— Begin Data for the task —

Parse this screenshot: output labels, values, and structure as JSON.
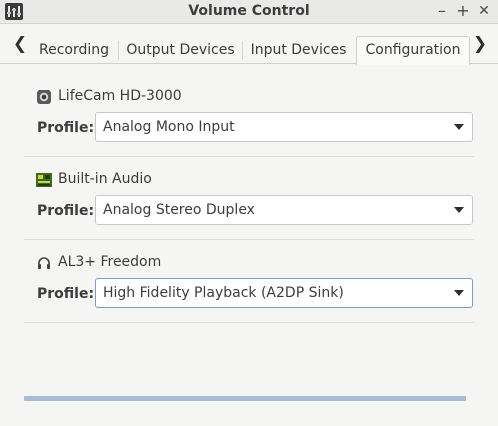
{
  "window": {
    "title": "Volume Control"
  },
  "window_buttons": {
    "minimize": "–",
    "maximize": "+",
    "close": "✕"
  },
  "tabs": [
    {
      "label": "Recording"
    },
    {
      "label": "Output Devices"
    },
    {
      "label": "Input Devices"
    },
    {
      "label": "Configuration"
    }
  ],
  "active_tab": "Configuration",
  "devices": [
    {
      "name": "LifeCam HD-3000",
      "icon": "webcam-icon",
      "profile_label": "Profile:",
      "profile": "Analog Mono Input"
    },
    {
      "name": "Built-in Audio",
      "icon": "sound-card-icon",
      "profile_label": "Profile:",
      "profile": "Analog Stereo Duplex"
    },
    {
      "name": "AL3+ Freedom",
      "icon": "headphones-icon",
      "profile_label": "Profile:",
      "profile": "High Fidelity Playback (A2DP Sink)"
    }
  ],
  "colors": {
    "accent": "#7f9cc6",
    "progress": "#a7bad6"
  }
}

— End Data for the task —

- Given instruction
Leave the images out, please, and restate each line word for word.

- Response below
Parse this screenshot: output labels, values, and structure as JSON.
{
  "window": {
    "title": "Volume Control"
  },
  "window_buttons": {
    "minimize": "–",
    "maximize": "+",
    "close": "✕"
  },
  "tabs": [
    {
      "label": "Recording"
    },
    {
      "label": "Output Devices"
    },
    {
      "label": "Input Devices"
    },
    {
      "label": "Configuration"
    }
  ],
  "active_tab": "Configuration",
  "devices": [
    {
      "name": "LifeCam HD-3000",
      "icon": "webcam-icon",
      "profile_label": "Profile:",
      "profile": "Analog Mono Input"
    },
    {
      "name": "Built-in Audio",
      "icon": "sound-card-icon",
      "profile_label": "Profile:",
      "profile": "Analog Stereo Duplex"
    },
    {
      "name": "AL3+ Freedom",
      "icon": "headphones-icon",
      "profile_label": "Profile:",
      "profile": "High Fidelity Playback (A2DP Sink)"
    }
  ],
  "colors": {
    "accent": "#7f9cc6",
    "progress": "#a7bad6"
  }
}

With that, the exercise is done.